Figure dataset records
....

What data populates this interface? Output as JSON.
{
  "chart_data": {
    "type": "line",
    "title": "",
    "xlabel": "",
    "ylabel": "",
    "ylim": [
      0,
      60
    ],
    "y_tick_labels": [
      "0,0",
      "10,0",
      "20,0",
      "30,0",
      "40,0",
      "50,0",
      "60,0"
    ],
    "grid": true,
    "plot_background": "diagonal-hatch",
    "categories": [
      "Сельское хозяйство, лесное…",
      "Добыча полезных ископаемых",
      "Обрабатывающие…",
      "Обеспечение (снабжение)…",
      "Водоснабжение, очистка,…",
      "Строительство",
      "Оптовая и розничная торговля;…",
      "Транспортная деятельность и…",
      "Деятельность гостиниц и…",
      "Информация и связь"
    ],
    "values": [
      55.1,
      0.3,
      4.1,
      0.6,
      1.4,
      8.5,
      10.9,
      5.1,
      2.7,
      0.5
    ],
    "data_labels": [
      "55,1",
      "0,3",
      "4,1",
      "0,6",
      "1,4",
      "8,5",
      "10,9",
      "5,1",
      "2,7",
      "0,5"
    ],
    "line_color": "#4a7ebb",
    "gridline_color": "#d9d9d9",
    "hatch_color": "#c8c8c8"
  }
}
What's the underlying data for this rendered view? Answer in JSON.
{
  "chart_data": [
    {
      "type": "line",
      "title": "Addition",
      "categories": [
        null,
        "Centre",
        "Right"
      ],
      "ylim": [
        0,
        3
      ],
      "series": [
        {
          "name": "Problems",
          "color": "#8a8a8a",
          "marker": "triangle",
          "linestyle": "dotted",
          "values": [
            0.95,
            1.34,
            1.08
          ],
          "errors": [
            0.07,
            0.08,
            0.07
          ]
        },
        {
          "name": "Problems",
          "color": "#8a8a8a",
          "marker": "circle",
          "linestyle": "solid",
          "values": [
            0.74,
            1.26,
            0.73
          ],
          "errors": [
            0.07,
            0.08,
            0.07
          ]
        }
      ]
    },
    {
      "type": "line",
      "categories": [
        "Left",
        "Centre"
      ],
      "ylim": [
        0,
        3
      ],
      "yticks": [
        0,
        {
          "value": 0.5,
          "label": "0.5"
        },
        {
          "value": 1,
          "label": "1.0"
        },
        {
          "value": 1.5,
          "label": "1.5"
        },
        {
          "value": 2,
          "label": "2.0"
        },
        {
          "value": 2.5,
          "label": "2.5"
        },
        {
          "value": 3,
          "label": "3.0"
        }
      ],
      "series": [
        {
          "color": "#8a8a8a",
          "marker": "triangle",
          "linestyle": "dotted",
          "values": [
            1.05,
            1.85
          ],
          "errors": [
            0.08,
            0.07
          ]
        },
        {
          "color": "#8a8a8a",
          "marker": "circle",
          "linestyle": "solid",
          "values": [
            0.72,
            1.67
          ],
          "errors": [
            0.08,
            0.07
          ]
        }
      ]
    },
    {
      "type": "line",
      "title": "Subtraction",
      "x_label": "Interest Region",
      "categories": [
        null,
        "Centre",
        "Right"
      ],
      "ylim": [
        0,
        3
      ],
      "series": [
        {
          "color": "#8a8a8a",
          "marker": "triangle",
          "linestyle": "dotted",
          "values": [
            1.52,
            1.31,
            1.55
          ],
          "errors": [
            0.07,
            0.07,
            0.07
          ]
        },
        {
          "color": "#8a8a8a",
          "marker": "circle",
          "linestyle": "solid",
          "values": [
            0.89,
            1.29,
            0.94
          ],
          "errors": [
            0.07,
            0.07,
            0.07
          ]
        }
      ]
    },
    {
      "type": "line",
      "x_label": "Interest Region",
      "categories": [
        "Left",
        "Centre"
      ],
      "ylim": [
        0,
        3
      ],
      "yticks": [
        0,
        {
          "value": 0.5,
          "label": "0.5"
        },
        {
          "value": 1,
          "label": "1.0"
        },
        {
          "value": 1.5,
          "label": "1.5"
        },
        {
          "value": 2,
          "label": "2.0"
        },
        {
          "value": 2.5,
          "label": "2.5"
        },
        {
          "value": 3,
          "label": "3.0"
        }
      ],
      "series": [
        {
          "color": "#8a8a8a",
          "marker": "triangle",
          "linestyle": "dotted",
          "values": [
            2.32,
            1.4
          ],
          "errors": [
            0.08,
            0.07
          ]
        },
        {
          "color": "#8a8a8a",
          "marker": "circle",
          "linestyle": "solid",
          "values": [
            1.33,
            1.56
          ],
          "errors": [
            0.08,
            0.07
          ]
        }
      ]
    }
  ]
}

....

**Stated goal**
Reproduce the listing in full. Keep it exactly as written.

**The output**
What data populates this interface? Output as JSON.
{
  "chart_data": {
    "type": "line",
    "title": "",
    "xlabel": "",
    "ylabel": "",
    "ylim": [
      0,
      60
    ],
    "y_tick_labels": [
      "0,0",
      "10,0",
      "20,0",
      "30,0",
      "40,0",
      "50,0",
      "60,0"
    ],
    "grid": true,
    "plot_background": "diagonal-hatch",
    "categories": [
      "Сельское хозяйство, лесное…",
      "Добыча полезных ископаемых",
      "Обрабатывающие…",
      "Обеспечение (снабжение)…",
      "Водоснабжение, очистка,…",
      "Строительство",
      "Оптовая и розничная торговля;…",
      "Транспортная деятельность и…",
      "Деятельность гостиниц и…",
      "Информация и связь"
    ],
    "values": [
      55.1,
      0.3,
      4.1,
      0.6,
      1.4,
      8.5,
      10.9,
      5.1,
      2.7,
      0.5
    ],
    "data_labels": [
      "55,1",
      "0,3",
      "4,1",
      "0,6",
      "1,4",
      "8,5",
      "10,9",
      "5,1",
      "2,7",
      "0,5"
    ],
    "line_color": "#4a7ebb",
    "gridline_color": "#d9d9d9",
    "hatch_color": "#c8c8c8"
  }
}
What's the underlying data for this rendered view? Answer in JSON.
{
  "chart_data": [
    {
      "type": "line",
      "title": "Addition",
      "categories": [
        null,
        "Centre",
        "Right"
      ],
      "ylim": [
        0,
        3
      ],
      "series": [
        {
          "name": "Problems",
          "color": "#8a8a8a",
          "marker": "triangle",
          "linestyle": "dotted",
          "values": [
            0.95,
            1.34,
            1.08
          ],
          "errors": [
            0.07,
            0.08,
            0.07
          ]
        },
        {
          "name": "Problems",
          "color": "#8a8a8a",
          "marker": "circle",
          "linestyle": "solid",
          "values": [
            0.74,
            1.26,
            0.73
          ],
          "errors": [
            0.07,
            0.08,
            0.07
          ]
        }
      ]
    },
    {
      "type": "line",
      "categories": [
        "Left",
        "Centre"
      ],
      "ylim": [
        0,
        3
      ],
      "yticks": [
        0,
        {
          "value": 0.5,
          "label": "0.5"
        },
        {
          "value": 1,
          "label": "1.0"
        },
        {
          "value": 1.5,
          "label": "1.5"
        },
        {
          "value": 2,
          "label": "2.0"
        },
        {
          "value": 2.5,
          "label": "2.5"
        },
        {
          "value": 3,
          "label": "3.0"
        }
      ],
      "series": [
        {
          "color": "#8a8a8a",
          "marker": "triangle",
          "linestyle": "dotted",
          "values": [
            1.05,
            1.85
          ],
          "errors": [
            0.08,
            0.07
          ]
        },
        {
          "color": "#8a8a8a",
          "marker": "circle",
          "linestyle": "solid",
          "values": [
            0.72,
            1.67
          ],
          "errors": [
            0.08,
            0.07
          ]
        }
      ]
    },
    {
      "type": "line",
      "title": "Subtraction",
      "x_label": "Interest Region",
      "categories": [
        null,
        "Centre",
        "Right"
      ],
      "ylim": [
        0,
        3
      ],
      "series": [
        {
          "color": "#8a8a8a",
          "marker": "triangle",
          "linestyle": "dotted",
          "values": [
            1.52,
            1.31,
            1.55
          ],
          "errors": [
            0.07,
            0.07,
            0.07
          ]
        },
        {
          "color": "#8a8a8a",
          "marker": "circle",
          "linestyle": "solid",
          "values": [
            0.89,
            1.29,
            0.94
          ],
          "errors": [
            0.07,
            0.07,
            0.07
          ]
        }
      ]
    },
    {
      "type": "line",
      "x_label": "Interest Region",
      "categories": [
        "Left",
        "Centre"
      ],
      "ylim": [
        0,
        3
      ],
      "yticks": [
        0,
        {
          "value": 0.5,
          "label": "0.5"
        },
        {
          "value": 1,
          "label": "1.0"
        },
        {
          "value": 1.5,
          "label": "1.5"
        },
        {
          "value": 2,
          "label": "2.0"
        },
        {
          "value": 2.5,
          "label": "2.5"
        },
        {
          "value": 3,
          "label": "3.0"
        }
      ],
      "series": [
        {
          "color": "#8a8a8a",
          "marker": "triangle",
          "linestyle": "dotted",
          "values": [
            2.32,
            1.4
          ],
          "errors": [
            0.08,
            0.07
          ]
        },
        {
          "color": "#8a8a8a",
          "marker": "circle",
          "linestyle": "solid",
          "values": [
            1.33,
            1.56
          ],
          "errors": [
            0.08,
            0.07
          ]
        }
      ]
    }
  ]
}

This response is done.